_Directive:_ Check every line for the word "screenshot" and give the number of lines where it occurs, nothing else.

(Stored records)
---+---

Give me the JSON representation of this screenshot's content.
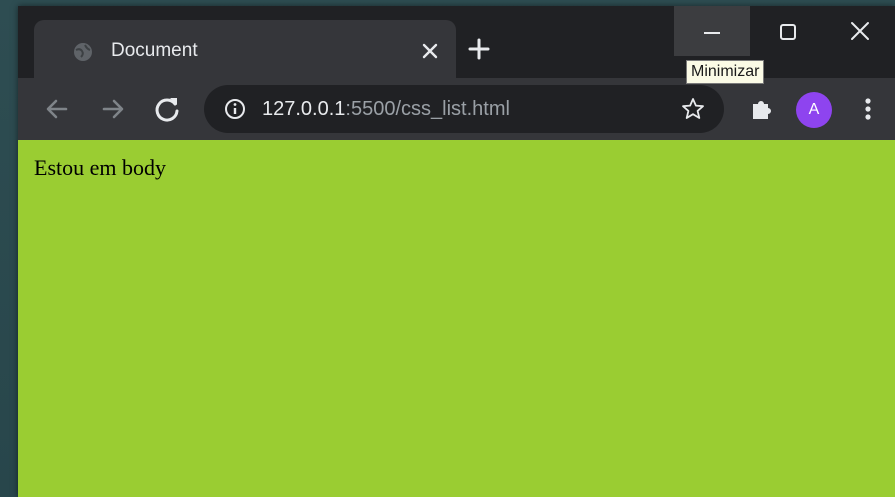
{
  "browser": {
    "tab": {
      "title": "Document",
      "favicon": "globe-icon",
      "close_icon": "close-icon"
    },
    "new_tab_icon": "plus-icon",
    "window_controls": {
      "minimize_tooltip": "Minimizar"
    },
    "toolbar": {
      "back_icon": "arrow-left-icon",
      "forward_icon": "arrow-right-icon",
      "reload_icon": "reload-icon",
      "url_host": "127.0.0.1",
      "url_rest": ":5500/css_list.html",
      "bookmark_icon": "star-icon",
      "extensions_icon": "puzzle-icon",
      "profile_initial": "A",
      "menu_icon": "kebab-menu-icon"
    }
  },
  "page": {
    "background": "#9acd32",
    "body_text": "Estou em body"
  },
  "colors": {
    "frame": "#202124",
    "toolbar": "#35363a",
    "avatar": "#8e44ef"
  }
}
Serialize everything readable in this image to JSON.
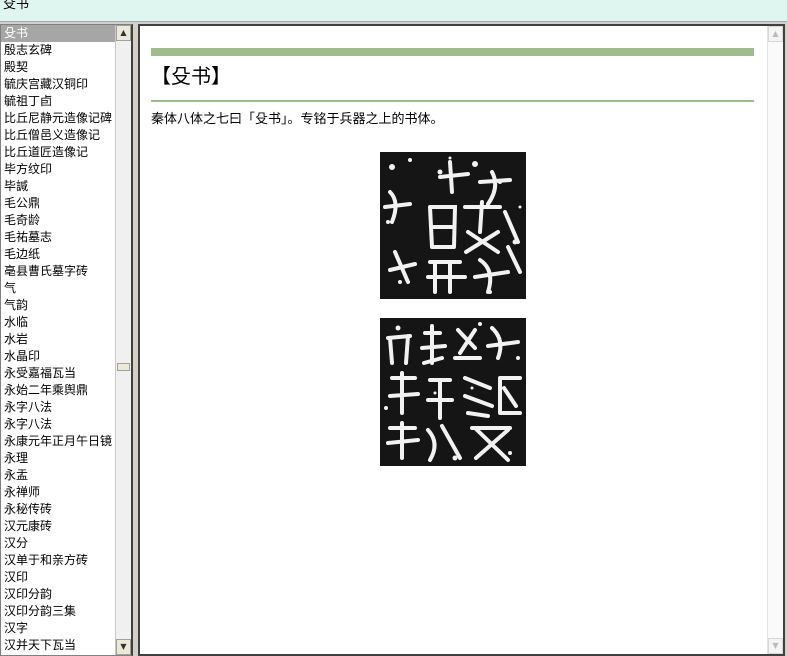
{
  "window": {
    "title": "殳书"
  },
  "sidebar": {
    "selected_index": 0,
    "items": [
      "殳书",
      "殷志玄碑",
      "殿契",
      "毓庆宫藏汉铜印",
      "毓祖丁卣",
      "比丘尼静元造像记碑",
      "比丘僧邑义造像记",
      "比丘道匠造像记",
      "毕方纹印",
      "毕諴",
      "毛公鼎",
      "毛奇龄",
      "毛祐墓志",
      "毛边纸",
      "亳县曹氏墓字砖",
      "气",
      "气韵",
      "水临",
      "水岩",
      "水晶印",
      "永受嘉福瓦当",
      "永始二年乘舆鼎",
      "永字八法",
      "永字八法",
      "永康元年正月午日镜",
      "永理",
      "永盂",
      "永禅师",
      "永秘传砖",
      "汉元康砖",
      "汉分",
      "汉单于和亲方砖",
      "汉印",
      "汉印分韵",
      "汉印分韵三集",
      "汉字",
      "汉并天下瓦当"
    ]
  },
  "article": {
    "title": "【殳书】",
    "description": "秦体八体之七曰「殳书」。专铭于兵器之上的书体。"
  },
  "colors": {
    "accent_green": "#9fbd8c",
    "selection": "#a6a6a6"
  },
  "icons": {
    "scroll_up": "triangle-up",
    "scroll_down": "triangle-down"
  }
}
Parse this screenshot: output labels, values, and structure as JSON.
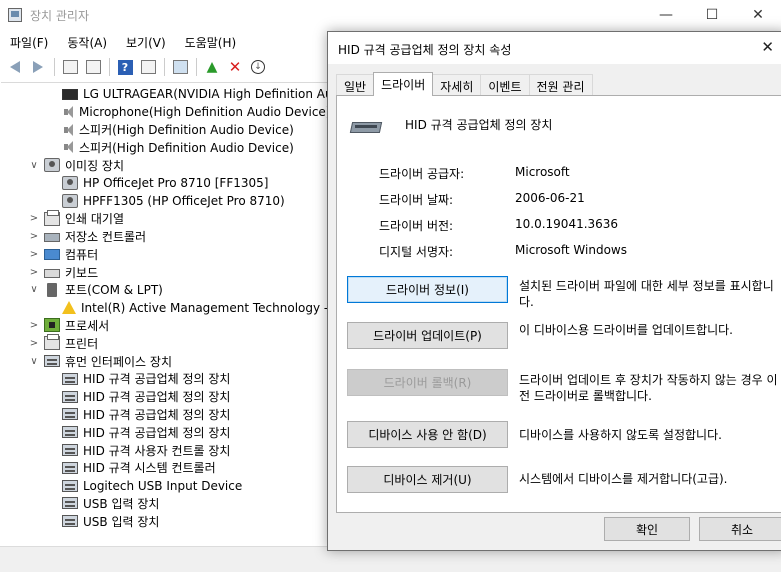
{
  "main_window": {
    "title": "장치 관리자",
    "controls": {
      "minimize": "—",
      "maximize": "☐",
      "close": "✕"
    },
    "menu": [
      "파일(F)",
      "동작(A)",
      "보기(V)",
      "도움말(H)"
    ],
    "toolbar_icons": [
      "back-icon",
      "forward-icon",
      "properties-icon",
      "show-hide-icon",
      "help-icon",
      "view-icon",
      "monitor-icon",
      "update-driver-icon",
      "uninstall-icon",
      "scan-icon"
    ]
  },
  "tree": [
    {
      "label": "LG ULTRAGEAR(NVIDIA High Definition Audio",
      "icon": "monitor",
      "level": 2
    },
    {
      "label": "Microphone(High Definition Audio Device)",
      "icon": "speaker",
      "level": 2
    },
    {
      "label": "스피커(High Definition Audio Device)",
      "icon": "speaker",
      "level": 2
    },
    {
      "label": "스피커(High Definition Audio Device)",
      "icon": "speaker",
      "level": 2
    },
    {
      "label": "이미징 장치",
      "icon": "camera",
      "level": 1,
      "expander": "∨"
    },
    {
      "label": "HP OfficeJet Pro 8710 [FF1305]",
      "icon": "camera",
      "level": 2
    },
    {
      "label": "HPFF1305 (HP OfficeJet Pro 8710)",
      "icon": "camera",
      "level": 2
    },
    {
      "label": "인쇄 대기열",
      "icon": "printer",
      "level": 1,
      "expander": ">"
    },
    {
      "label": "저장소 컨트롤러",
      "icon": "disk",
      "level": 1,
      "expander": ">"
    },
    {
      "label": "컴퓨터",
      "icon": "computer",
      "level": 1,
      "expander": ">"
    },
    {
      "label": "키보드",
      "icon": "keyboard",
      "level": 1,
      "expander": ">"
    },
    {
      "label": "포트(COM & LPT)",
      "icon": "port",
      "level": 1,
      "expander": "∨"
    },
    {
      "label": "Intel(R) Active Management Technology - SO",
      "icon": "warn",
      "level": 2
    },
    {
      "label": "프로세서",
      "icon": "cpu",
      "level": 1,
      "expander": ">"
    },
    {
      "label": "프린터",
      "icon": "printer",
      "level": 1,
      "expander": ">"
    },
    {
      "label": "휴먼 인터페이스 장치",
      "icon": "hid",
      "level": 1,
      "expander": "∨"
    },
    {
      "label": "HID 규격 공급업체 정의 장치",
      "icon": "hid",
      "level": 2
    },
    {
      "label": "HID 규격 공급업체 정의 장치",
      "icon": "hid",
      "level": 2
    },
    {
      "label": "HID 규격 공급업체 정의 장치",
      "icon": "hid",
      "level": 2
    },
    {
      "label": "HID 규격 공급업체 정의 장치",
      "icon": "hid",
      "level": 2
    },
    {
      "label": "HID 규격 사용자 컨트롤 장치",
      "icon": "hid",
      "level": 2
    },
    {
      "label": "HID 규격 시스템 컨트롤러",
      "icon": "hid",
      "level": 2
    },
    {
      "label": "Logitech USB Input Device",
      "icon": "hid",
      "level": 2
    },
    {
      "label": "USB 입력 장치",
      "icon": "hid",
      "level": 2
    },
    {
      "label": "USB 입력 장치",
      "icon": "hid",
      "level": 2
    }
  ],
  "dialog": {
    "title": "HID 규격 공급업체 정의 장치 속성",
    "close": "✕",
    "tabs": [
      "일반",
      "드라이버",
      "자세히",
      "이벤트",
      "전원 관리"
    ],
    "active_tab": 1,
    "device_name": "HID 규격 공급업체 정의 장치",
    "properties": [
      {
        "label": "드라이버 공급자:",
        "value": "Microsoft"
      },
      {
        "label": "드라이버 날짜:",
        "value": "2006-06-21"
      },
      {
        "label": "드라이버 버전:",
        "value": "10.0.19041.3636"
      },
      {
        "label": "디지털 서명자:",
        "value": "Microsoft Windows"
      }
    ],
    "actions": [
      {
        "button": "드라이버 정보(I)",
        "desc": "설치된 드라이버 파일에 대한 세부 정보를 표시합니다.",
        "state": "focused"
      },
      {
        "button": "드라이버 업데이트(P)",
        "desc": "이 디바이스용 드라이버를 업데이트합니다.",
        "state": "normal"
      },
      {
        "button": "드라이버 롤백(R)",
        "desc": "드라이버 업데이트 후 장치가 작동하지 않는 경우 이전 드라이버로 롤백합니다.",
        "state": "disabled"
      },
      {
        "button": "디바이스 사용 안 함(D)",
        "desc": "디바이스를 사용하지 않도록 설정합니다.",
        "state": "normal"
      },
      {
        "button": "디바이스 제거(U)",
        "desc": "시스템에서 디바이스를 제거합니다(고급).",
        "state": "normal"
      }
    ],
    "ok": "확인",
    "cancel": "취소"
  }
}
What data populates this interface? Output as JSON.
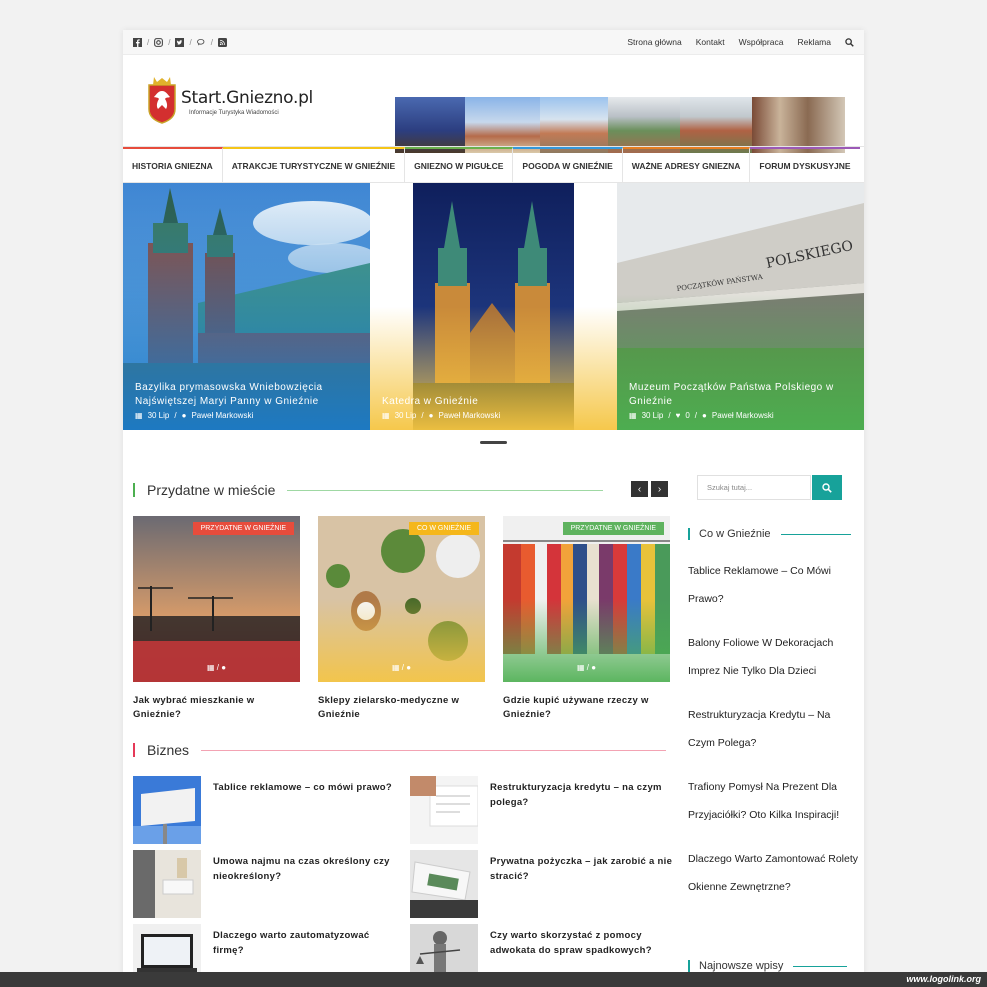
{
  "topbar": {
    "nav": [
      "Strona główna",
      "Kontakt",
      "Współpraca",
      "Reklama"
    ]
  },
  "logo": {
    "title": "Start.Gniezno.pl",
    "subtitle": "Informacje Turystyka Wiadomości"
  },
  "mainnav": [
    {
      "label": "HISTORIA GNIEZNA",
      "color": "#e74c3c"
    },
    {
      "label": "ATRAKCJE TURYSTYCZNE W GNIEŹNIE",
      "color": "#f5c518"
    },
    {
      "label": "GNIEZNO W PIGUŁCE",
      "color": "#6ab04c"
    },
    {
      "label": "POGODA W GNIEŹNIE",
      "color": "#3498db"
    },
    {
      "label": "WAŻNE ADRESY GNIEZNA",
      "color": "#e67e22"
    },
    {
      "label": "FORUM DYSKUSYJNE",
      "color": "#9b59b6"
    }
  ],
  "slides": [
    {
      "title": "Bazylika prymasowska Wniebowzięcia Najświętszej Maryi Panny w Gnieźnie",
      "date": "30 Lip",
      "comments": "",
      "author": "Paweł Markowski"
    },
    {
      "title": "Katedra w Gnieźnie",
      "date": "30 Lip",
      "comments": "",
      "author": "Paweł Markowski"
    },
    {
      "title": "Muzeum Początków Państwa Polskiego w Gnieźnie",
      "date": "30 Lip",
      "comments": "0",
      "author": "Paweł Markowski"
    }
  ],
  "section1": {
    "title": "Przydatne w mieście"
  },
  "cards": [
    {
      "badge": "PRZYDATNE W GNIEŹNIE",
      "badge_color": "#e74c3c",
      "title": "Jak wybrać mieszkanie w Gnieźnie?"
    },
    {
      "badge": "CO W GNIEŹNIE",
      "badge_color": "#f5b71b",
      "title": "Sklepy zielarsko-medyczne w Gnieźnie"
    },
    {
      "badge": "PRZYDATNE W GNIEŹNIE",
      "badge_color": "#5fb35f",
      "title": "Gdzie kupić używane rzeczy w Gnieźnie?"
    }
  ],
  "section2": {
    "title": "Biznes"
  },
  "biznes": [
    "Tablice reklamowe – co mówi prawo?",
    "Restrukturyzacja kredytu – na czym polega?",
    "Umowa najmu na czas określony czy nieokreślony?",
    "Prywatna pożyczka – jak zarobić a nie stracić?",
    "Dlaczego warto zautomatyzować firmę?",
    "Czy warto skorzystać z pomocy adwokata do spraw spadkowych?"
  ],
  "sidebar": {
    "search_placeholder": "Szukaj tutaj...",
    "widget_title": "Co w Gnieźnie",
    "links": [
      "Tablice Reklamowe – Co Mówi Prawo?",
      "Balony Foliowe W Dekoracjach Imprez Nie Tylko Dla Dzieci",
      "Restrukturyzacja Kredytu – Na Czym Polega?",
      "Trafiony Pomysł Na Prezent Dla Przyjaciółki? Oto Kilka Inspiracji!",
      "Dlaczego Warto Zamontować Rolety Okienne Zewnętrzne?"
    ],
    "widget2_title": "Najnowsze wpisy"
  },
  "watermark": "www.logolink.org",
  "colors": {
    "accent": "#17a29a",
    "section1": "#4caf50",
    "section2": "#e53958"
  }
}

---+---

_Completed exercise:_ 2